**Problem:** Output the entries word for word. Omit images.

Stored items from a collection

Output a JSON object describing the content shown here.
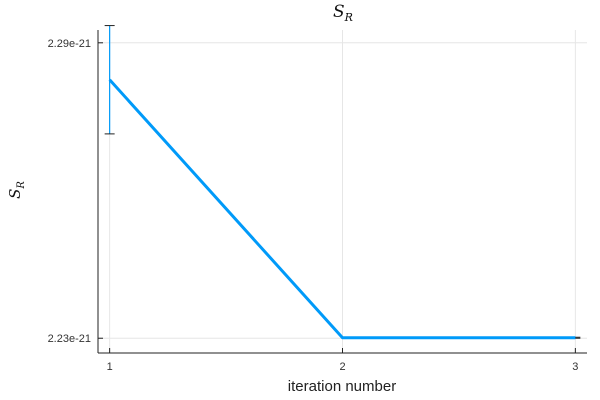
{
  "chart_data": {
    "type": "line",
    "title": {
      "main": "S",
      "sub": "R"
    },
    "xlabel": "iteration number",
    "ylabel": {
      "main": "S",
      "sub": "R"
    },
    "x": [
      1,
      2,
      3
    ],
    "x_ticks": [
      1,
      2,
      3
    ],
    "x_tick_labels": [
      "1",
      "2",
      "3"
    ],
    "xlim": [
      0.95,
      3.05
    ],
    "y_ticks": [
      2.29e-21,
      2.23e-21
    ],
    "y_tick_labels": [
      "2.29e-21",
      "2.23e-21"
    ],
    "ylim": [
      2.227e-21,
      2.2926e-21
    ],
    "grid": true,
    "legend": "none",
    "series": [
      {
        "values": [
          2.2825e-21,
          2.2301e-21,
          2.2301e-21
        ],
        "error_bars": [
          {
            "x": 1,
            "low": 2.2715e-21,
            "high": 2.2935e-21
          },
          {
            "x": 3,
            "low": 2.23e-21,
            "high": 2.2302e-21
          }
        ],
        "color": "#009af9"
      }
    ],
    "colors": {
      "series": "#009af9",
      "grid": "#e6e6e6",
      "axis": "#222222"
    }
  }
}
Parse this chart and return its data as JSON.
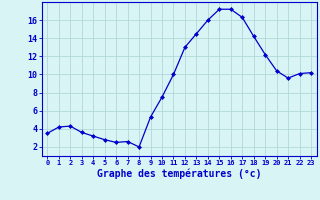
{
  "hours": [
    0,
    1,
    2,
    3,
    4,
    5,
    6,
    7,
    8,
    9,
    10,
    11,
    12,
    13,
    14,
    15,
    16,
    17,
    18,
    19,
    20,
    21,
    22,
    23
  ],
  "temperatures": [
    3.5,
    4.2,
    4.3,
    3.6,
    3.2,
    2.8,
    2.5,
    2.6,
    2.0,
    5.3,
    7.5,
    10.0,
    13.0,
    14.5,
    16.0,
    17.2,
    17.2,
    16.3,
    14.2,
    12.2,
    10.4,
    9.6,
    10.1,
    10.2
  ],
  "line_color": "#0000cc",
  "marker": "D",
  "marker_size": 2.0,
  "bg_color": "#d8f4f4",
  "grid_color": "#b0d8d8",
  "axis_color": "#0000cc",
  "xlabel": "Graphe des températures (°c)",
  "xlabel_fontsize": 7,
  "xtick_fontsize": 5,
  "ytick_fontsize": 6,
  "ylabel_ticks": [
    2,
    4,
    6,
    8,
    10,
    12,
    14,
    16
  ],
  "xlim": [
    -0.5,
    23.5
  ],
  "ylim": [
    1.0,
    18.0
  ]
}
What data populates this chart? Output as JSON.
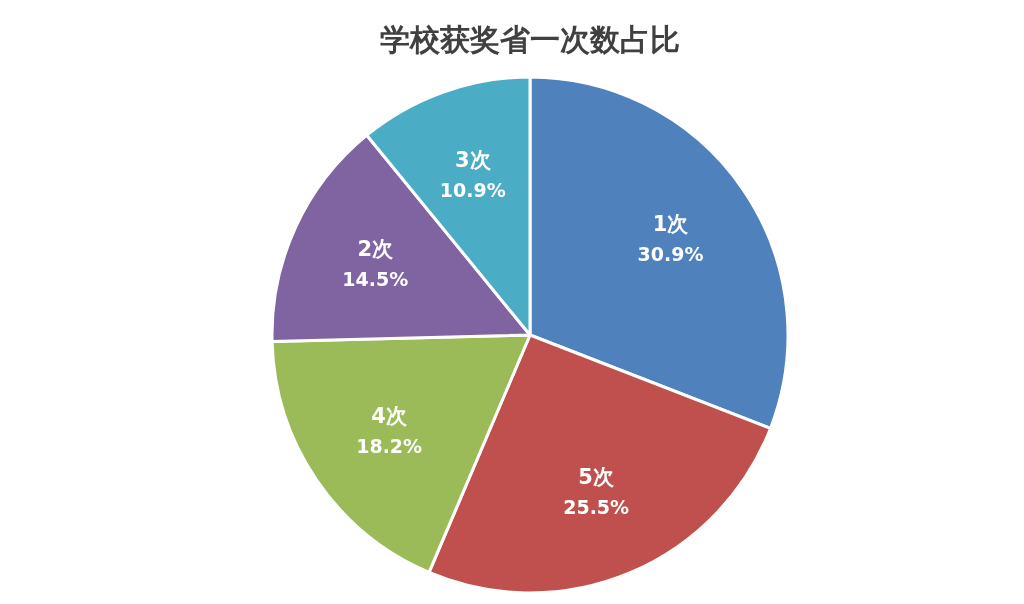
{
  "chart_data": {
    "type": "pie",
    "title": "学校获奖省一次数占比",
    "categories": [
      "1次",
      "5次",
      "4次",
      "2次",
      "3次"
    ],
    "values": [
      30.9,
      25.5,
      18.2,
      14.5,
      10.9
    ],
    "colors": [
      "#4f81bd",
      "#c0504d",
      "#9bbb59",
      "#8064a2",
      "#4bacc6"
    ],
    "value_labels": [
      "30.9%",
      "25.5%",
      "18.2%",
      "14.5%",
      "10.9%"
    ],
    "legend": false
  }
}
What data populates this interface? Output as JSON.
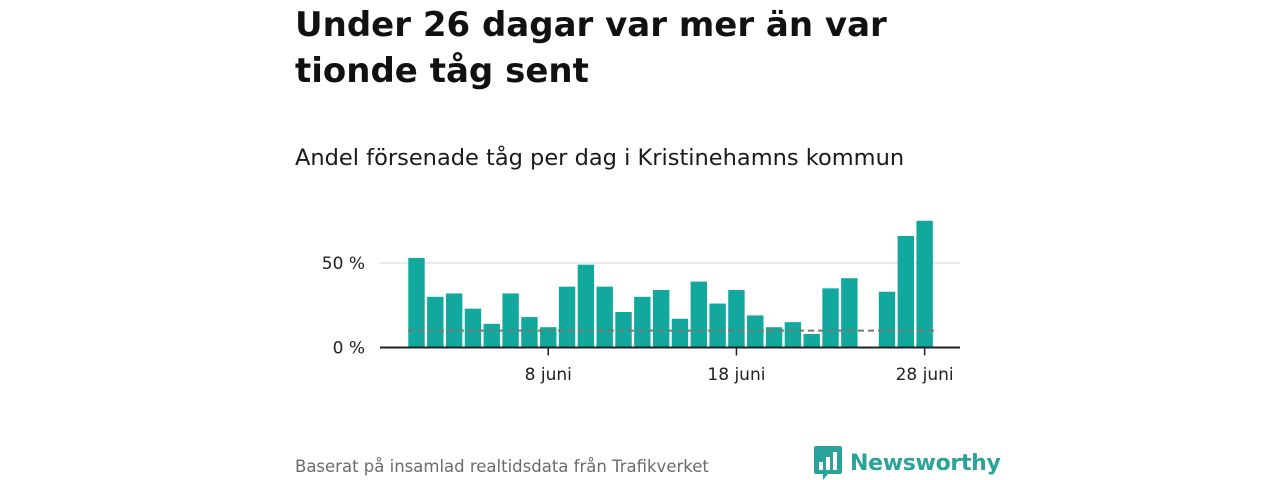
{
  "title": "Under 26 dagar var mer än var tionde tåg sent",
  "subtitle": "Andel försenade tåg per dag i Kristinehamns kommun",
  "source": "Baserat på insamlad realtidsdata från Trafikverket",
  "brand": {
    "name": "Newsworthy",
    "icon": "newsworthy-logo-icon",
    "color": "#2aa39a"
  },
  "colors": {
    "bar": "#13a89e",
    "reference_line": "#777777",
    "grid": "#dddddd",
    "axis": "#222222"
  },
  "chart_data": {
    "type": "bar",
    "x_unit": "day of June",
    "x": [
      1,
      2,
      3,
      4,
      5,
      6,
      7,
      8,
      9,
      10,
      11,
      12,
      13,
      14,
      15,
      16,
      17,
      18,
      19,
      20,
      21,
      22,
      23,
      24,
      25,
      26,
      27,
      28,
      29
    ],
    "values": [
      53,
      30,
      32,
      23,
      14,
      32,
      18,
      12,
      36,
      49,
      36,
      21,
      30,
      34,
      17,
      39,
      26,
      34,
      19,
      12,
      15,
      8,
      35,
      41,
      null,
      33,
      66,
      75,
      null
    ],
    "reference_line": {
      "value": 10,
      "style": "dashed"
    },
    "y_ticks": [
      {
        "value": 0,
        "label": "0 %"
      },
      {
        "value": 50,
        "label": "50 %"
      }
    ],
    "x_ticks": [
      {
        "value": 8,
        "label": "8 juni"
      },
      {
        "value": 18,
        "label": "18 juni"
      },
      {
        "value": 28,
        "label": "28 juni"
      }
    ],
    "ylim": [
      0,
      80
    ],
    "xlim": [
      0.5,
      29.5
    ],
    "grid": "horizontal",
    "xlabel": "",
    "ylabel": ""
  }
}
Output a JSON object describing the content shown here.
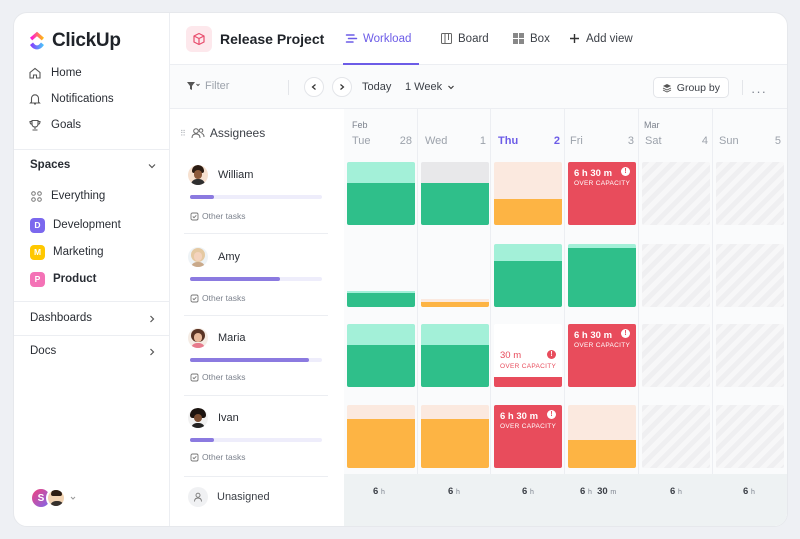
{
  "app": {
    "brand": "ClickUp"
  },
  "sidebar": {
    "nav": [
      {
        "label": "Home",
        "icon": "home-icon"
      },
      {
        "label": "Notifications",
        "icon": "bell-icon"
      },
      {
        "label": "Goals",
        "icon": "trophy-icon"
      }
    ],
    "spaces_title": "Spaces",
    "spaces": [
      {
        "label": "Everything",
        "icon": "grid-dots-icon"
      },
      {
        "label": "Development",
        "letter": "D",
        "color": "#7b68ee"
      },
      {
        "label": "Marketing",
        "letter": "M",
        "color": "#ffc800"
      },
      {
        "label": "Product",
        "letter": "P",
        "color": "#f472b6"
      }
    ],
    "dashboards": "Dashboards",
    "docs": "Docs",
    "user_initial": "S"
  },
  "header": {
    "project_title": "Release Project",
    "views": [
      {
        "label": "Workload",
        "icon": "workload-icon",
        "active": true
      },
      {
        "label": "Board",
        "icon": "board-icon"
      },
      {
        "label": "Box",
        "icon": "box-icon"
      },
      {
        "label": "Add view",
        "icon": "plus-icon"
      }
    ]
  },
  "toolbar": {
    "filter": "Filter",
    "today": "Today",
    "range": "1 Week",
    "group_by": "Group by"
  },
  "assignees": {
    "title": "Assignees",
    "other_tasks": "Other tasks",
    "people": [
      {
        "name": "William",
        "progress": 0.18
      },
      {
        "name": "Amy",
        "progress": 0.68
      },
      {
        "name": "Maria",
        "progress": 0.9
      },
      {
        "name": "Ivan",
        "progress": 0.18
      }
    ],
    "unassigned": "Unasigned"
  },
  "calendar": {
    "months": [
      {
        "label": "Feb"
      },
      {
        "label": "Mar"
      }
    ],
    "days": [
      {
        "name": "Tue",
        "num": "28"
      },
      {
        "name": "Wed",
        "num": "1"
      },
      {
        "name": "Thu",
        "num": "2",
        "today": true
      },
      {
        "name": "Fri",
        "num": "3"
      },
      {
        "name": "Sat",
        "num": "4"
      },
      {
        "name": "Sun",
        "num": "5"
      }
    ],
    "over_capacity": "OVER CAPACITY",
    "overload_labels": {
      "william_fri": "6 h 30 m",
      "maria_thu": "30 m",
      "maria_fri": "6 h 30 m",
      "ivan_thu": "6 h 30 m"
    },
    "totals": [
      {
        "value": "6",
        "unit": "h"
      },
      {
        "value": "6",
        "unit": "h"
      },
      {
        "value": "6",
        "unit": "h"
      },
      {
        "value": "6",
        "unit": "h",
        "extra": "30",
        "extra_unit": "m"
      },
      {
        "value": "6",
        "unit": "h"
      },
      {
        "value": "6",
        "unit": "h"
      }
    ]
  }
}
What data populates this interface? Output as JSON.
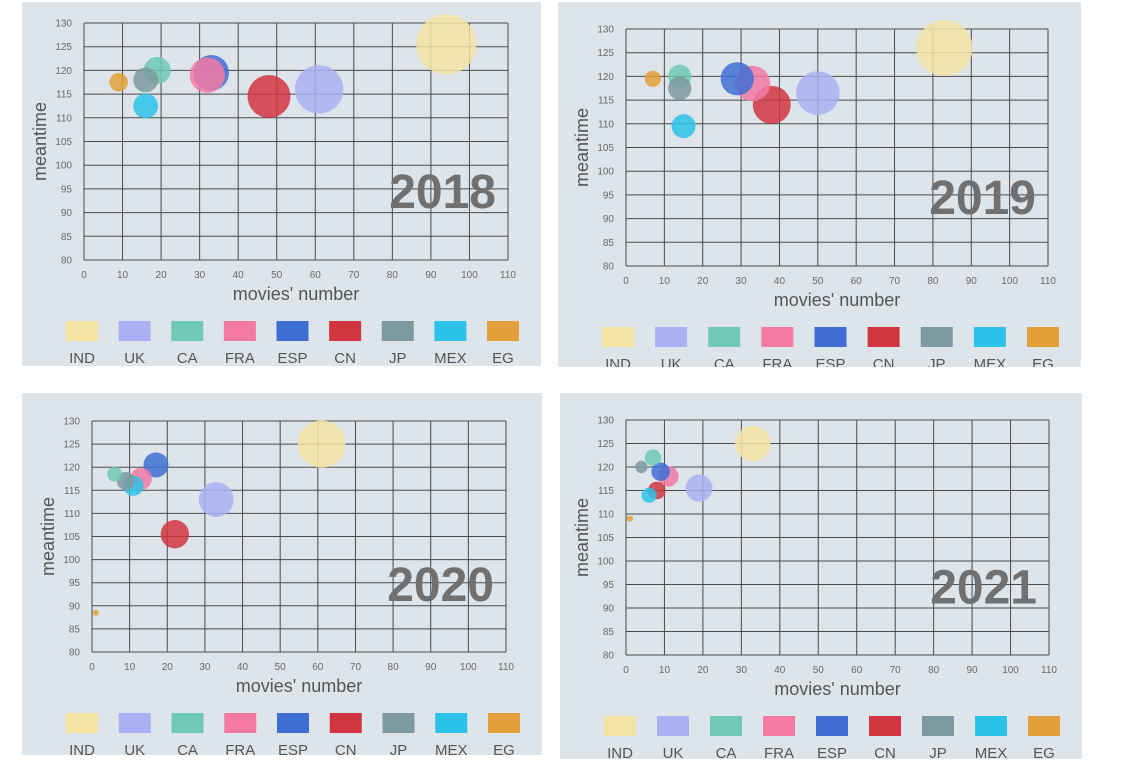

**Final result:**
Output a JSON object describing the content shown here.
{
  "chart_data": {
    "type": "line",
    "title": {
      "main": "S",
      "sub": "R"
    },
    "xlabel": "iteration number",
    "ylabel": {
      "main": "S",
      "sub": "R"
    },
    "x": [
      1,
      2,
      3
    ],
    "x_ticks": [
      1,
      2,
      3
    ],
    "x_tick_labels": [
      "1",
      "2",
      "3"
    ],
    "xlim": [
      0.95,
      3.05
    ],
    "y_ticks": [
      2.29e-21,
      2.23e-21
    ],
    "y_tick_labels": [
      "2.29e-21",
      "2.23e-21"
    ],
    "ylim": [
      2.227e-21,
      2.2926e-21
    ],
    "grid": true,
    "legend": "none",
    "series": [
      {
        "values": [
          2.2825e-21,
          2.2301e-21,
          2.2301e-21
        ],
        "error_bars": [
          {
            "x": 1,
            "low": 2.2715e-21,
            "high": 2.2935e-21
          },
          {
            "x": 3,
            "low": 2.23e-21,
            "high": 2.2302e-21
          }
        ],
        "color": "#009af9"
      }
    ],
    "colors": {
      "series": "#009af9",
      "grid": "#e6e6e6",
      "axis": "#222222"
    }
  }
}
Parse this chart and return its data as JSON.
{
  "hours": [
    0,
    1,
    2,
    3,
    4,
    5,
    6,
    7,
    8,
    9,
    10,
    11,
    12,
    13,
    14,
    15,
    16,
    17,
    18,
    19,
    20,
    21,
    22,
    23
  ],
  "temperatures": [
    3.5,
    4.2,
    4.3,
    3.6,
    3.2,
    2.8,
    2.5,
    2.6,
    2.0,
    5.3,
    7.5,
    10.0,
    13.0,
    14.5,
    16.0,
    17.2,
    17.2,
    16.3,
    14.2,
    12.2,
    10.4,
    9.6,
    10.1,
    10.2
  ],
  "line_color": "#0000cc",
  "marker": "D",
  "marker_size": 2.0,
  "bg_color": "#d8f4f4",
  "grid_color": "#b0d8d8",
  "axis_color": "#0000cc",
  "xlabel": "Graphe des températures (°c)",
  "xlabel_fontsize": 7,
  "xtick_fontsize": 5,
  "ytick_fontsize": 6,
  "ylabel_ticks": [
    2,
    4,
    6,
    8,
    10,
    12,
    14,
    16
  ],
  "xlim": [
    -0.5,
    23.5
  ],
  "ylim": [
    1.0,
    18.0
  ]
}
What data populates this chart? Output as JSON.
{
  "chart_data": {
    "type": "pie",
    "title": "学校获奖省一次数占比",
    "categories": [
      "1次",
      "5次",
      "4次",
      "2次",
      "3次"
    ],
    "values": [
      30.9,
      25.5,
      18.2,
      14.5,
      10.9
    ],
    "colors": [
      "#4f81bd",
      "#c0504d",
      "#9bbb59",
      "#8064a2",
      "#4bacc6"
    ],
    "value_labels": [
      "30.9%",
      "25.5%",
      "18.2%",
      "14.5%",
      "10.9%"
    ],
    "legend": false
  }
}
What data populates this interface? Output as JSON.
{
  "title": "Under 26 dagar var mer än var tionde tåg sent",
  "subtitle": "Andel försenade tåg per dag i Kristinehamns kommun",
  "source": "Baserat på insamlad realtidsdata från Trafikverket",
  "brand": {
    "name": "Newsworthy",
    "icon": "newsworthy-logo-icon",
    "color": "#2aa39a"
  },
  "colors": {
    "bar": "#13a89e",
    "reference_line": "#777777",
    "grid": "#dddddd",
    "axis": "#222222"
  },
  "chart_data": {
    "type": "bar",
    "x_unit": "day of June",
    "x": [
      1,
      2,
      3,
      4,
      5,
      6,
      7,
      8,
      9,
      10,
      11,
      12,
      13,
      14,
      15,
      16,
      17,
      18,
      19,
      20,
      21,
      22,
      23,
      24,
      25,
      26,
      27,
      28,
      29
    ],
    "values": [
      53,
      30,
      32,
      23,
      14,
      32,
      18,
      12,
      36,
      49,
      36,
      21,
      30,
      34,
      17,
      39,
      26,
      34,
      19,
      12,
      15,
      8,
      35,
      41,
      null,
      33,
      66,
      75,
      null
    ],
    "reference_line": {
      "value": 10,
      "style": "dashed"
    },
    "y_ticks": [
      {
        "value": 0,
        "label": "0 %"
      },
      {
        "value": 50,
        "label": "50 %"
      }
    ],
    "x_ticks": [
      {
        "value": 8,
        "label": "8 juni"
      },
      {
        "value": 18,
        "label": "18 juni"
      },
      {
        "value": 28,
        "label": "28 juni"
      }
    ],
    "ylim": [
      0,
      80
    ],
    "xlim": [
      0.5,
      29.5
    ],
    "grid": "horizontal",
    "xlabel": "",
    "ylabel": ""
  }
}
Output a JSON object describing the content shown here.
{
  "app": {
    "brand": "ClickUp"
  },
  "sidebar": {
    "nav": [
      {
        "label": "Home",
        "icon": "home-icon"
      },
      {
        "label": "Notifications",
        "icon": "bell-icon"
      },
      {
        "label": "Goals",
        "icon": "trophy-icon"
      }
    ],
    "spaces_title": "Spaces",
    "spaces": [
      {
        "label": "Everything",
        "icon": "grid-dots-icon"
      },
      {
        "label": "Development",
        "letter": "D",
        "color": "#7b68ee"
      },
      {
        "label": "Marketing",
        "letter": "M",
        "color": "#ffc800"
      },
      {
        "label": "Product",
        "letter": "P",
        "color": "#f472b6"
      }
    ],
    "dashboards": "Dashboards",
    "docs": "Docs",
    "user_initial": "S"
  },
  "header": {
    "project_title": "Release Project",
    "views": [
      {
        "label": "Workload",
        "icon": "workload-icon",
        "active": true
      },
      {
        "label": "Board",
        "icon": "board-icon"
      },
      {
        "label": "Box",
        "icon": "box-icon"
      },
      {
        "label": "Add view",
        "icon": "plus-icon"
      }
    ]
  },
  "toolbar": {
    "filter": "Filter",
    "today": "Today",
    "range": "1 Week",
    "group_by": "Group by"
  },
  "assignees": {
    "title": "Assignees",
    "other_tasks": "Other tasks",
    "people": [
      {
        "name": "William",
        "progress": 0.18
      },
      {
        "name": "Amy",
        "progress": 0.68
      },
      {
        "name": "Maria",
        "progress": 0.9
      },
      {
        "name": "Ivan",
        "progress": 0.18
      }
    ],
    "unassigned": "Unasigned"
  },
  "calendar": {
    "months": [
      {
        "label": "Feb"
      },
      {
        "label": "Mar"
      }
    ],
    "days": [
      {
        "name": "Tue",
        "num": "28"
      },
      {
        "name": "Wed",
        "num": "1"
      },
      {
        "name": "Thu",
        "num": "2",
        "today": true
      },
      {
        "name": "Fri",
        "num": "3"
      },
      {
        "name": "Sat",
        "num": "4"
      },
      {
        "name": "Sun",
        "num": "5"
      }
    ],
    "over_capacity": "OVER CAPACITY",
    "overload_labels": {
      "william_fri": "6 h 30 m",
      "maria_thu": "30 m",
      "maria_fri": "6 h 30 m",
      "ivan_thu": "6 h 30 m"
    },
    "totals": [
      {
        "value": "6",
        "unit": "h"
      },
      {
        "value": "6",
        "unit": "h"
      },
      {
        "value": "6",
        "unit": "h"
      },
      {
        "value": "6",
        "unit": "h",
        "extra": "30",
        "extra_unit": "m"
      },
      {
        "value": "6",
        "unit": "h"
      },
      {
        "value": "6",
        "unit": "h"
      }
    ]
  }
}
What data populates this interface? Output as JSON.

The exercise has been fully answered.